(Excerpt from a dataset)

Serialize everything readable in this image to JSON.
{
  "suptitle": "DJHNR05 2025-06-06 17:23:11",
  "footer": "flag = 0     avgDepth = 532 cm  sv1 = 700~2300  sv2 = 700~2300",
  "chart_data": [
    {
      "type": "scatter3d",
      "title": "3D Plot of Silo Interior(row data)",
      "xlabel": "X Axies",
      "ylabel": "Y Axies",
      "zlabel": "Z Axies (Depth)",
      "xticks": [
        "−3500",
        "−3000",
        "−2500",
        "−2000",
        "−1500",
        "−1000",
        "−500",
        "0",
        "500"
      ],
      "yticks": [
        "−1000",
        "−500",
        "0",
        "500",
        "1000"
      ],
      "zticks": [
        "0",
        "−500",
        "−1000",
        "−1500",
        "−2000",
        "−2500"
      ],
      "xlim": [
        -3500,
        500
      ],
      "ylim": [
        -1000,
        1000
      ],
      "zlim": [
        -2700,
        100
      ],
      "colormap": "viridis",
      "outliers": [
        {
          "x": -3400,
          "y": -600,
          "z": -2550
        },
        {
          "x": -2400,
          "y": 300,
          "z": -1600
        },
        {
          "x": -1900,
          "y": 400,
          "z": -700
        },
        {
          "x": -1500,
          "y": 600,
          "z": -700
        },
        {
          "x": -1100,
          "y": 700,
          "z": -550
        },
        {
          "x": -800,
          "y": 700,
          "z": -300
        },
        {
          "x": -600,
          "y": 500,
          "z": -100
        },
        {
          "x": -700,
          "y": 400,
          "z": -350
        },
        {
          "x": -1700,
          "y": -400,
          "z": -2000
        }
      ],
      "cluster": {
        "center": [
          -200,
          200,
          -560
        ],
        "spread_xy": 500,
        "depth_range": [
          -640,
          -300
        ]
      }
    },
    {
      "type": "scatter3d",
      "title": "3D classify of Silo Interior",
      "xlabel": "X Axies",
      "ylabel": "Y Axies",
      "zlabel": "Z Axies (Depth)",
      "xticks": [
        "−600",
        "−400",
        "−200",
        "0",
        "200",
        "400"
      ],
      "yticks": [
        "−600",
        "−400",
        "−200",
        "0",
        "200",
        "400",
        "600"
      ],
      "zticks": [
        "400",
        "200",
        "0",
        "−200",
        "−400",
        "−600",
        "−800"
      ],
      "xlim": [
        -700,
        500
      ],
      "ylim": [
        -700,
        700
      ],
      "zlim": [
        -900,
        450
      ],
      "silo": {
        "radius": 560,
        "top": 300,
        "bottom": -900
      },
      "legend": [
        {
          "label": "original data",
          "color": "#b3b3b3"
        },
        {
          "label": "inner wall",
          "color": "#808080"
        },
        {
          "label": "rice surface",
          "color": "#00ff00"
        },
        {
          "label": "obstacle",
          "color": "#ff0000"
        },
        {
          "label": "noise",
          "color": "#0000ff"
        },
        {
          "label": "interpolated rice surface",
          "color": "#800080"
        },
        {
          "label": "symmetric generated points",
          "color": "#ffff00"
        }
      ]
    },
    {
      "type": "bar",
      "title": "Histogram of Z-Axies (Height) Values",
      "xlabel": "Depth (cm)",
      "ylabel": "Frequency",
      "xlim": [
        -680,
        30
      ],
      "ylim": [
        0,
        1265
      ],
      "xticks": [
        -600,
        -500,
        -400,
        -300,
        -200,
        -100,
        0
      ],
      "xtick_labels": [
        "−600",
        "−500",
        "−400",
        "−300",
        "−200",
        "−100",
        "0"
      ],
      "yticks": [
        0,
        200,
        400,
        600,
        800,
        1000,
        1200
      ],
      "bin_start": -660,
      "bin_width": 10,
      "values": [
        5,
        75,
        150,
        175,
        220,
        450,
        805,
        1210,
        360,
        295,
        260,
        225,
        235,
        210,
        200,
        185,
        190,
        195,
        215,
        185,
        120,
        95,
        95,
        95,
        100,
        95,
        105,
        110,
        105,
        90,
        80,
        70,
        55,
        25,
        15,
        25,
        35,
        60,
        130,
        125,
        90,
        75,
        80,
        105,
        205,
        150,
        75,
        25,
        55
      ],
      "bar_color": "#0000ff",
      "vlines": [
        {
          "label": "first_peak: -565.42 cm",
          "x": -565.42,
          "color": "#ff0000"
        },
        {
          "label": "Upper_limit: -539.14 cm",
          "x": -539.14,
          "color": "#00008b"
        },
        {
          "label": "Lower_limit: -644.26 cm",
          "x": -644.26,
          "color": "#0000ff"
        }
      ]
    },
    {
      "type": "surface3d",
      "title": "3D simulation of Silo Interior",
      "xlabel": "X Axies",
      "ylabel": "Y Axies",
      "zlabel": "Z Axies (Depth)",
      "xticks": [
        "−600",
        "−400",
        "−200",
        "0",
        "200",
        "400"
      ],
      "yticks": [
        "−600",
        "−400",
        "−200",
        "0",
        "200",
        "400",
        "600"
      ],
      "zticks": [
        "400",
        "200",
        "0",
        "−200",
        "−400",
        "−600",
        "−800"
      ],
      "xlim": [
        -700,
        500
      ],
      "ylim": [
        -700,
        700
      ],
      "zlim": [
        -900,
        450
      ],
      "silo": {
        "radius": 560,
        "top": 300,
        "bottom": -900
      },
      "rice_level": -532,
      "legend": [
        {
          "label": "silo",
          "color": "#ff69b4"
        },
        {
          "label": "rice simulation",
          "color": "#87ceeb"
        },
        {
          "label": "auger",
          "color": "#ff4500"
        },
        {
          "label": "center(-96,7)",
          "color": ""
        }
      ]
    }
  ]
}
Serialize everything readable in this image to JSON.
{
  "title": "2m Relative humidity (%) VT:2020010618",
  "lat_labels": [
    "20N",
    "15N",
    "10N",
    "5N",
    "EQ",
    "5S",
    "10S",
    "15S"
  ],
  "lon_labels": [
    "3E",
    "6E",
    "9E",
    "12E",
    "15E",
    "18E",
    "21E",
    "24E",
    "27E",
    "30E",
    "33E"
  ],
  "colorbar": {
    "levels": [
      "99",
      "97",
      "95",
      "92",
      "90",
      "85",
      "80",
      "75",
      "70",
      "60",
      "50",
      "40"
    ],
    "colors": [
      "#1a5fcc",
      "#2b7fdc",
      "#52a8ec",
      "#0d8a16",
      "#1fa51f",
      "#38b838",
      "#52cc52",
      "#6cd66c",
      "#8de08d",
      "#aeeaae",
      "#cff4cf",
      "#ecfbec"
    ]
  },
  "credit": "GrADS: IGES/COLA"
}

- **Brief**
Filter the listing for the word "type" and copy every line that holds it.

- **The result**
      "type": "scatter3d",
      "type": "scatter3d",
      "type": "bar",
      "type": "surface3d",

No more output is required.